▶ _THE REQUEST_
Sift the material for lines containing "Turbidity", and return them.

Excerpts from a figure dataset
=-=-=

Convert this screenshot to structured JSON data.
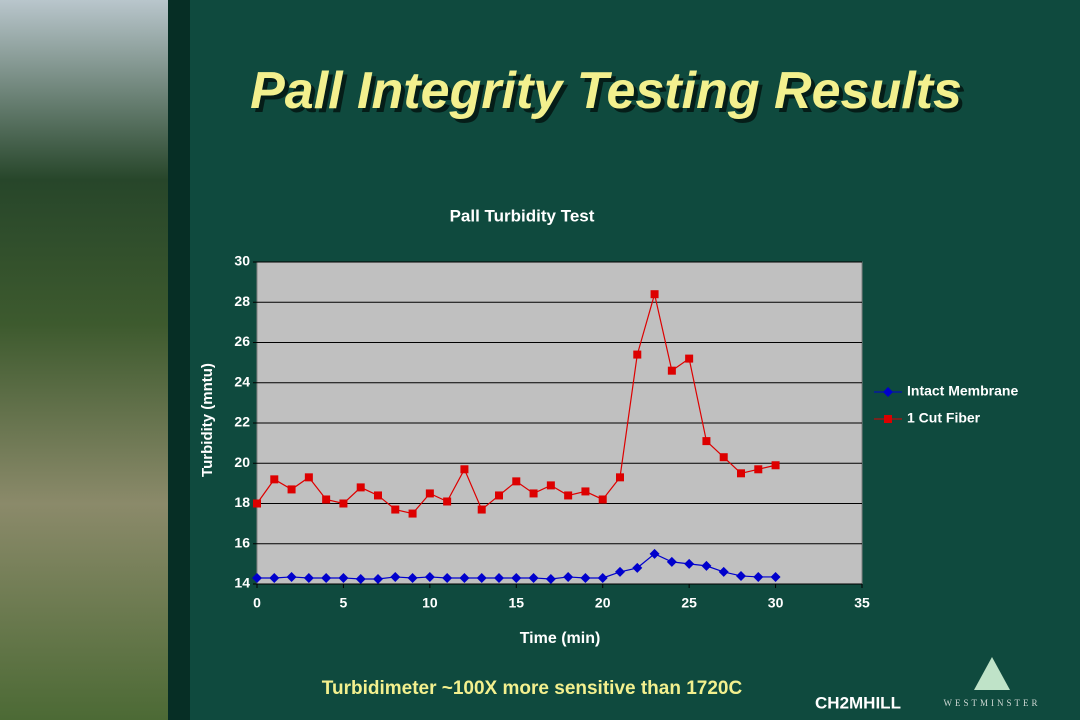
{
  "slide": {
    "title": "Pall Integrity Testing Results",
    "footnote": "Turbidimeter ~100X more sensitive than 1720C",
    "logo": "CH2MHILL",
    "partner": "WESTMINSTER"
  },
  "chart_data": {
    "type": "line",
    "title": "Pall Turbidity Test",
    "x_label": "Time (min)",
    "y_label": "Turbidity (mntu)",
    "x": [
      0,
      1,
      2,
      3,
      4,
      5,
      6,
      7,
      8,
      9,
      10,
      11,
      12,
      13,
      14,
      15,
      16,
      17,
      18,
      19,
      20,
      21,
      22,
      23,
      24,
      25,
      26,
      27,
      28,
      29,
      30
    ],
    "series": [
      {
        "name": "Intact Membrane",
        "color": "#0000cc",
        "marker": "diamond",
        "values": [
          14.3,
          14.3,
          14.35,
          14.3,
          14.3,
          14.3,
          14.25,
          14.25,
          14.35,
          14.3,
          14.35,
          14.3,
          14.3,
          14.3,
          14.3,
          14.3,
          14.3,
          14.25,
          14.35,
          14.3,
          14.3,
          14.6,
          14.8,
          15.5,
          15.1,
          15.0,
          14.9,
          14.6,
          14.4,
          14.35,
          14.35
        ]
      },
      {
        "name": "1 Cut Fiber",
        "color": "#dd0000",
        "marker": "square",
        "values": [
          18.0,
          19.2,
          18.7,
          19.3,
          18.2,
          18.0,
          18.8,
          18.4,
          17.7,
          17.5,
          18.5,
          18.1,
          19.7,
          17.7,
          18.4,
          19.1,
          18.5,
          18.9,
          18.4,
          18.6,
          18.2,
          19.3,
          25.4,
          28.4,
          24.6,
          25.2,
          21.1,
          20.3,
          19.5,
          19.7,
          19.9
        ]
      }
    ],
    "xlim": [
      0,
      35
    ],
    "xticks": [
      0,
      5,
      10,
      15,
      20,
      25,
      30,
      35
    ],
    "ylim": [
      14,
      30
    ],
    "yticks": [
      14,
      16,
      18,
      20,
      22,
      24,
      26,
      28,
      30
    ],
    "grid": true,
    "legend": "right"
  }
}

=-=-=

▶ _RESULT OF THE EXERCISE_
    "title": "Pall Turbidity Test",
    "y_label": "Turbidity (mntu)",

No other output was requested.